======== AVAILABLE DATA ========

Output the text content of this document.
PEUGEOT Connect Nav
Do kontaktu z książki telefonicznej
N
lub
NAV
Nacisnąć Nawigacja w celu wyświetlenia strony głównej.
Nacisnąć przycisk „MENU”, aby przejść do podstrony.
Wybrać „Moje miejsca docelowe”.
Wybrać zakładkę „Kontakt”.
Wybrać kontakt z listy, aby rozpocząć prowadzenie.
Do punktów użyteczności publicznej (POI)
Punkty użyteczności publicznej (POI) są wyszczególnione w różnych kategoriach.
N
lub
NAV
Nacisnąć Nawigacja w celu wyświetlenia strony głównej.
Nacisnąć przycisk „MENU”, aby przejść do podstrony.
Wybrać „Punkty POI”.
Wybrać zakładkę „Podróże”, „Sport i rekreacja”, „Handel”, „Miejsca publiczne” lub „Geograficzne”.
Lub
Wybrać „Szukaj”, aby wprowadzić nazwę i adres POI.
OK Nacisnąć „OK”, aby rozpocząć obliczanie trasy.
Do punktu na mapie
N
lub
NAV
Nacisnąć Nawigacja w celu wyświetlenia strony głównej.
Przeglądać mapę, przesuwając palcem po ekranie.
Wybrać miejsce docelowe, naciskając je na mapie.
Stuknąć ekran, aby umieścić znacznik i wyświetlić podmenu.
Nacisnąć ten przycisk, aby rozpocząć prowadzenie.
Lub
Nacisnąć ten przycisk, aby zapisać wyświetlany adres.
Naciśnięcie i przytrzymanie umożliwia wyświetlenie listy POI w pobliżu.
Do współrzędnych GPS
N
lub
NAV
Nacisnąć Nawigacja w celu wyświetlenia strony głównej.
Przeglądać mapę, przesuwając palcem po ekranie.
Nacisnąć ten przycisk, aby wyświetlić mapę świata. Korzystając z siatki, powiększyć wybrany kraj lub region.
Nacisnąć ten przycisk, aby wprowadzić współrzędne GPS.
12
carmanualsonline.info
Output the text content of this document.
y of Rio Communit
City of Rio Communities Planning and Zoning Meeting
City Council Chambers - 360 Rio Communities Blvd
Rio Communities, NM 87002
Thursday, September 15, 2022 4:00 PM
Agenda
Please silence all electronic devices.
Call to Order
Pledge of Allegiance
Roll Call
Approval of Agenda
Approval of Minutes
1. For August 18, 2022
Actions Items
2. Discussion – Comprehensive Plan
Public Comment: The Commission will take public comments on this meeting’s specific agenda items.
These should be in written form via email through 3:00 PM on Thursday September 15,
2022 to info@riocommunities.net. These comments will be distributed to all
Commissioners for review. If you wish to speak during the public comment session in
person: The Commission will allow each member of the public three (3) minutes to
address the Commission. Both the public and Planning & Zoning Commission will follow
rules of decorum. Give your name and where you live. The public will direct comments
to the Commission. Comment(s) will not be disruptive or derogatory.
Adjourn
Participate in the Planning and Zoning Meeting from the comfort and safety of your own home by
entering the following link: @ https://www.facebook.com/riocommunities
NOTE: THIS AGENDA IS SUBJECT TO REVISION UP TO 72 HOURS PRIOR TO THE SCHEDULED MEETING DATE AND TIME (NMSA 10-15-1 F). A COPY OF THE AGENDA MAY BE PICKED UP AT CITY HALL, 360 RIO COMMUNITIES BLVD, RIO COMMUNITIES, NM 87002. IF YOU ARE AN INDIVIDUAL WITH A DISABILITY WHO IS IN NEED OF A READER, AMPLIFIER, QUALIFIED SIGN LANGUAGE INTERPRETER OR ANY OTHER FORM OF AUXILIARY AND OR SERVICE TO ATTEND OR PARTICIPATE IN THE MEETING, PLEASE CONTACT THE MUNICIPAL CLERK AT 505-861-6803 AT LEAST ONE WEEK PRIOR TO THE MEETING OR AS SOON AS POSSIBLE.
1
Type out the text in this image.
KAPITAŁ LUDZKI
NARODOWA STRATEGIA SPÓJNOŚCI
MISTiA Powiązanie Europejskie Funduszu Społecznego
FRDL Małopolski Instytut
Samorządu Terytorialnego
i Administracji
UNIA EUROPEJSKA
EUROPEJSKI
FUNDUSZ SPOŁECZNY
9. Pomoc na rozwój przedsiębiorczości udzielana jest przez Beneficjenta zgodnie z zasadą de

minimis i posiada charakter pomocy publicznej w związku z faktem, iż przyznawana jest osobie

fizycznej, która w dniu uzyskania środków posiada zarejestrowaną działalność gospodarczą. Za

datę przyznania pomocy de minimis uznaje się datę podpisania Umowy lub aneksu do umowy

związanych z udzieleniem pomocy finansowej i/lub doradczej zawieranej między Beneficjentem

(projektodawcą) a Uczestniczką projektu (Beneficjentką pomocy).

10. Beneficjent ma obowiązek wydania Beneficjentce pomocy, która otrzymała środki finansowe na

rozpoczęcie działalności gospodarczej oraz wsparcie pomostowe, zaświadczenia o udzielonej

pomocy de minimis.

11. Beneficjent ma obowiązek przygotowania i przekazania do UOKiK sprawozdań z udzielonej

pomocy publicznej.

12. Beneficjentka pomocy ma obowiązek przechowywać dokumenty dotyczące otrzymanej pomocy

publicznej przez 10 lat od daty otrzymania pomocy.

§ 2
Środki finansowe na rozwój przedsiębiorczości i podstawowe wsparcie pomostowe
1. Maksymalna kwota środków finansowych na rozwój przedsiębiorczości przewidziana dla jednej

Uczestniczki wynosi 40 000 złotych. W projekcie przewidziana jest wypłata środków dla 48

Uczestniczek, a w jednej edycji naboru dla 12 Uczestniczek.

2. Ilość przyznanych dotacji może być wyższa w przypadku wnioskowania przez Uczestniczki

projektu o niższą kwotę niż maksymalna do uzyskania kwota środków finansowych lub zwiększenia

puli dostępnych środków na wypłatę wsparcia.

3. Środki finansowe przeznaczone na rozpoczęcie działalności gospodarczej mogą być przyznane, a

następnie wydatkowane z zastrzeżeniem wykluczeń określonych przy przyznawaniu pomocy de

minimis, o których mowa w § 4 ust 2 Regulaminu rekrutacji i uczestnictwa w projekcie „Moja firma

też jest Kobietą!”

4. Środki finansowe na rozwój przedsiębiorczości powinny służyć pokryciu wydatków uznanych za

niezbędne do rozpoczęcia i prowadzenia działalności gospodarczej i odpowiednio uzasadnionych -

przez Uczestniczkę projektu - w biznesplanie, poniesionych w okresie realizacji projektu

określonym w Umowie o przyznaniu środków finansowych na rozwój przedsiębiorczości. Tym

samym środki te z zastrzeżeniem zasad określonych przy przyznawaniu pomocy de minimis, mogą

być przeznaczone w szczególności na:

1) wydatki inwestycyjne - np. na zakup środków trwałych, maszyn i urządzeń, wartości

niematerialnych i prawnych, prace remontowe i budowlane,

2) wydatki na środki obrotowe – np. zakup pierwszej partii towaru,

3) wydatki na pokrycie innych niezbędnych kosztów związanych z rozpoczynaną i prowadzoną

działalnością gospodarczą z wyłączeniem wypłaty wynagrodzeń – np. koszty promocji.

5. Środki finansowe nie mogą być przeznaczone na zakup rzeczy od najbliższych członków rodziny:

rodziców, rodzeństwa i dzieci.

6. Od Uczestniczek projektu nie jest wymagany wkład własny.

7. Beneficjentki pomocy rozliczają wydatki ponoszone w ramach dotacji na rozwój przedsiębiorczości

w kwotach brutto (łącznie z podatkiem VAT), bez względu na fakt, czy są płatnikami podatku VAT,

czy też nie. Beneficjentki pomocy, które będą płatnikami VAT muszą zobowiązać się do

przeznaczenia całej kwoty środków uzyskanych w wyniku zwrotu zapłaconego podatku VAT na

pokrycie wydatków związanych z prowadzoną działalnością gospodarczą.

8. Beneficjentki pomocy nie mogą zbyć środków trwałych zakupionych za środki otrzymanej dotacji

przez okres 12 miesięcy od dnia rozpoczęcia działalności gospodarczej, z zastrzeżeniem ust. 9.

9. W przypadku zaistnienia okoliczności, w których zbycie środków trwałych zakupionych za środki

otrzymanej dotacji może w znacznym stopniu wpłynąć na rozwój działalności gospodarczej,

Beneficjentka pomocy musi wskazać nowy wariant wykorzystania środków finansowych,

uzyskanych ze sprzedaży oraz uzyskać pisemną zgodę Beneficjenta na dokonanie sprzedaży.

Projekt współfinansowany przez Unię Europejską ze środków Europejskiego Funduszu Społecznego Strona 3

========

From the material, report only how many lines include the word "Thursday".

**SOLUTION TO THE EXERCISE**. 2